** begin TASK DATA **
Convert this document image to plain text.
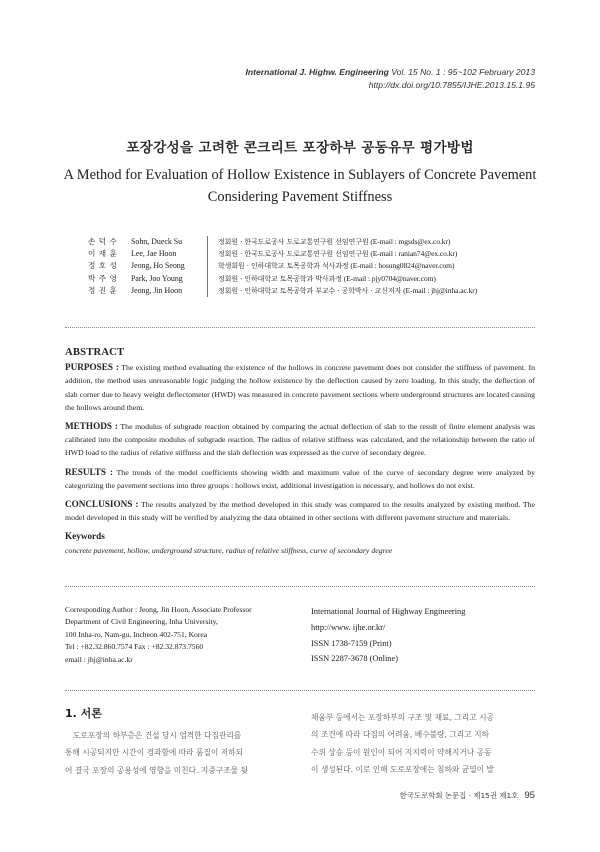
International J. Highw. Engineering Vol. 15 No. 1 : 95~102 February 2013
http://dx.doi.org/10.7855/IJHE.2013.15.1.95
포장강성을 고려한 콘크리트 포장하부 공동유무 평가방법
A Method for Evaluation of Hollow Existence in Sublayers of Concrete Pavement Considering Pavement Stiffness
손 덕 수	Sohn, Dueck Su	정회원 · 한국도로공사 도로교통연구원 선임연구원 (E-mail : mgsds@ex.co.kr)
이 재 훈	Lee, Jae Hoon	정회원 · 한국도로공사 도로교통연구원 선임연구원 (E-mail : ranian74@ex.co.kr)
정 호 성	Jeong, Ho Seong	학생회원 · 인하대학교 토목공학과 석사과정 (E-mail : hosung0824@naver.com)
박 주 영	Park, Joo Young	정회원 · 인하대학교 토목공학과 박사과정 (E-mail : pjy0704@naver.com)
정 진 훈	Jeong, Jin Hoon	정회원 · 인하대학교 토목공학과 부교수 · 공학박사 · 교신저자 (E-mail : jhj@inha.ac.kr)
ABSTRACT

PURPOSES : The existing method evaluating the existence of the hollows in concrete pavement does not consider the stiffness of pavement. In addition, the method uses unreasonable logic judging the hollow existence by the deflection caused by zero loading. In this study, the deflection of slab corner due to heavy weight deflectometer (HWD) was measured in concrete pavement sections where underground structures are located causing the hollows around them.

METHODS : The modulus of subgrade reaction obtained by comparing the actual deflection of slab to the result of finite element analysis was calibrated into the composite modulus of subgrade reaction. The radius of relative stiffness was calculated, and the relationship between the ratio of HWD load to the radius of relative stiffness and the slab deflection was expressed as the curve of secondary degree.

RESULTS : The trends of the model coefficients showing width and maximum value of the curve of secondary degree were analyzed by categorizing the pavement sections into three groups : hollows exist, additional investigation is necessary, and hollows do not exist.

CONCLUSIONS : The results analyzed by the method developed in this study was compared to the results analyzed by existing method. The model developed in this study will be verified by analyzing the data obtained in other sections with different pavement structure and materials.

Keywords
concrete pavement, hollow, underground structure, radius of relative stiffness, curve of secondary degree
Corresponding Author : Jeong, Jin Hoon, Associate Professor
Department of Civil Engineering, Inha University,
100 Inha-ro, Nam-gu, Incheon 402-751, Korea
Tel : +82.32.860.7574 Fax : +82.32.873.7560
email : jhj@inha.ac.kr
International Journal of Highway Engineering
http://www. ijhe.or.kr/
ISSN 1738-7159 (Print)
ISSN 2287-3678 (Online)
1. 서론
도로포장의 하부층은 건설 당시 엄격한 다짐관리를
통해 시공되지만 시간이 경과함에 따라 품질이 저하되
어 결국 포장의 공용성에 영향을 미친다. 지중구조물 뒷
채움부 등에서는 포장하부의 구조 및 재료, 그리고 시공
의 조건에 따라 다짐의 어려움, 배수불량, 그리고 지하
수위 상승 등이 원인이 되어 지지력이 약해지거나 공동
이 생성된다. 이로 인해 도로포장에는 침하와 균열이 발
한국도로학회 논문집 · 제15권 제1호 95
** end TASK DATA **
OBJECTIVE - Repeat the data exactly, dropping every picture it holds.

FULL OUTPUT -
Convert this document image to plain text.
International J. Highw. Engineering Vol. 15 No. 1 : 95~102 February 2013
http://dx.doi.org/10.7855/IJHE.2013.15.1.95
포장강성을 고려한 콘크리트 포장하부 공동유무 평가방법
A Method for Evaluation of Hollow Existence in Sublayers of Concrete Pavement Considering Pavement Stiffness
손 덕 수	Sohn, Dueck Su	정회원 · 한국도로공사 도로교통연구원 선임연구원 (E-mail : mgsds@ex.co.kr)
이 재 훈	Lee, Jae Hoon	정회원 · 한국도로공사 도로교통연구원 선임연구원 (E-mail : ranian74@ex.co.kr)
정 호 성	Jeong, Ho Seong	학생회원 · 인하대학교 토목공학과 석사과정 (E-mail : hosung0824@naver.com)
박 주 영	Park, Joo Young	정회원 · 인하대학교 토목공학과 박사과정 (E-mail : pjy0704@naver.com)
정 진 훈	Jeong, Jin Hoon	정회원 · 인하대학교 토목공학과 부교수 · 공학박사 · 교신저자 (E-mail : jhj@inha.ac.kr)
ABSTRACT

PURPOSES : The existing method evaluating the existence of the hollows in concrete pavement does not consider the stiffness of pavement. In addition, the method uses unreasonable logic judging the hollow existence by the deflection caused by zero loading. In this study, the deflection of slab corner due to heavy weight deflectometer (HWD) was measured in concrete pavement sections where underground structures are located causing the hollows around them.

METHODS : The modulus of subgrade reaction obtained by comparing the actual deflection of slab to the result of finite element analysis was calibrated into the composite modulus of subgrade reaction. The radius of relative stiffness was calculated, and the relationship between the ratio of HWD load to the radius of relative stiffness and the slab deflection was expressed as the curve of secondary degree.

RESULTS : The trends of the model coefficients showing width and maximum value of the curve of secondary degree were analyzed by categorizing the pavement sections into three groups : hollows exist, additional investigation is necessary, and hollows do not exist.

CONCLUSIONS : The results analyzed by the method developed in this study was compared to the results analyzed by existing method. The model developed in this study will be verified by analyzing the data obtained in other sections with different pavement structure and materials.

Keywords
concrete pavement, hollow, underground structure, radius of relative stiffness, curve of secondary degree
Corresponding Author : Jeong, Jin Hoon, Associate Professor
Department of Civil Engineering, Inha University,
100 Inha-ro, Nam-gu, Incheon 402-751, Korea
Tel : +82.32.860.7574 Fax : +82.32.873.7560
email : jhj@inha.ac.kr
International Journal of Highway Engineering
http://www. ijhe.or.kr/
ISSN 1738-7159 (Print)
ISSN 2287-3678 (Online)
1. 서론
도로포장의 하부층은 건설 당시 엄격한 다짐관리를
통해 시공되지만 시간이 경과함에 따라 품질이 저하되
어 결국 포장의 공용성에 영향을 미친다. 지중구조물 뒷
채움부 등에서는 포장하부의 구조 및 재료, 그리고 시공
의 조건에 따라 다짐의 어려움, 배수불량, 그리고 지하
수위 상승 등이 원인이 되어 지지력이 약해지거나 공동
이 생성된다. 이로 인해 도로포장에는 침하와 균열이 발
한국도로학회 논문집 · 제15권 제1호 95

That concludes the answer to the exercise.